What you will do. In the listing below, count the lines containing the string "поскольку" and state only the number.

Records for the exercise.
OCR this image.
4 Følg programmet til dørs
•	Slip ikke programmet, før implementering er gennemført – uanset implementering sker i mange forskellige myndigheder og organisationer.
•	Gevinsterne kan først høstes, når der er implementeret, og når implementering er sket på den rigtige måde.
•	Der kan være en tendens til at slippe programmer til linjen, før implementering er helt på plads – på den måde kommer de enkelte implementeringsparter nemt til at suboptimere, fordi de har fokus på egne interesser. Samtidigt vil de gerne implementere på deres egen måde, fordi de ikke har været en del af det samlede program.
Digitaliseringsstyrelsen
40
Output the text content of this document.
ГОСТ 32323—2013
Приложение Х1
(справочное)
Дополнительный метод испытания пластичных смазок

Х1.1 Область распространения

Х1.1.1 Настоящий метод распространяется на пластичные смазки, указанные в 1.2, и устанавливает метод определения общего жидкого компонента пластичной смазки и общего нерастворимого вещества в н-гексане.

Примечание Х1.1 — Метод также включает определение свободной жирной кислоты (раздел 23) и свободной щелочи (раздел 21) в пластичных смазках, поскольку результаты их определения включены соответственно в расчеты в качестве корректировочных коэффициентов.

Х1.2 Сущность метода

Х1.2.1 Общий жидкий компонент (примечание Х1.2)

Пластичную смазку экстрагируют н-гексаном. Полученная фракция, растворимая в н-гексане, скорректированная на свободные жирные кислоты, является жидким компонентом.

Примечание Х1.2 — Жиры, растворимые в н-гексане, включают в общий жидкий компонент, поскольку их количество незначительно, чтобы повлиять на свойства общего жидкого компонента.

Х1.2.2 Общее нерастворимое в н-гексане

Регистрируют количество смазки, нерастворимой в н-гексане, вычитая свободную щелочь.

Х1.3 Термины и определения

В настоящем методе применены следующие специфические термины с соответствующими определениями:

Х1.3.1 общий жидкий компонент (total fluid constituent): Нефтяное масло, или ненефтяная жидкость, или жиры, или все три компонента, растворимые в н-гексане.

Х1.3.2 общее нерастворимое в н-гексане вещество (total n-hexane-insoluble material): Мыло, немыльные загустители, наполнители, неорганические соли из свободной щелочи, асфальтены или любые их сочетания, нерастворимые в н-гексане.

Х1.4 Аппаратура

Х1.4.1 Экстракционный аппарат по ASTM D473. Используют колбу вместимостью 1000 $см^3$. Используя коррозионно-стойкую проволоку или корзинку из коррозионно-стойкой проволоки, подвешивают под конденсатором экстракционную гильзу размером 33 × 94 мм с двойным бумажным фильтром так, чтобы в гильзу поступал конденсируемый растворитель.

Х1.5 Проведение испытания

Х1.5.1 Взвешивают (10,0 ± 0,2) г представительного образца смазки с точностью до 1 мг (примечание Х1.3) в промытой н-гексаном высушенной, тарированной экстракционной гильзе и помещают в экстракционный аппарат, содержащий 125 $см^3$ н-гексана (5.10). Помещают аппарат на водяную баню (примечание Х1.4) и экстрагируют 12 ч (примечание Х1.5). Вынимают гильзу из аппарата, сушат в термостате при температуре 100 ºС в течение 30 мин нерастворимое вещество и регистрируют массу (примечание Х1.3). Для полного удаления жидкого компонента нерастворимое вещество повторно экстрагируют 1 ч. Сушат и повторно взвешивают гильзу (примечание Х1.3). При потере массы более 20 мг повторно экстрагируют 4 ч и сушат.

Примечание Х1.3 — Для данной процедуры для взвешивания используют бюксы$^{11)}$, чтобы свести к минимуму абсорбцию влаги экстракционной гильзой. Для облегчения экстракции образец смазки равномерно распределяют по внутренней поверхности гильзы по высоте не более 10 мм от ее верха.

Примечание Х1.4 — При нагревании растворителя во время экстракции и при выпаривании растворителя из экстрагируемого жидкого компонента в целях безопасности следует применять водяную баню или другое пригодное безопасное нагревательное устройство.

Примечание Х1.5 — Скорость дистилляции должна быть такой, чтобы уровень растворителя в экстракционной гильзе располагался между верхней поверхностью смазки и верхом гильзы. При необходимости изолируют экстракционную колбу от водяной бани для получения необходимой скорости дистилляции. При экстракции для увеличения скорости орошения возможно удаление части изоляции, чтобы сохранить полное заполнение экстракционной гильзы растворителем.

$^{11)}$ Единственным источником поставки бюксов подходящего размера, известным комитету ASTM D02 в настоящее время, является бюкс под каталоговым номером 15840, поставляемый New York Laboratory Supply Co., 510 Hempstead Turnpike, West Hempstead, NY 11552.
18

Expected output. 2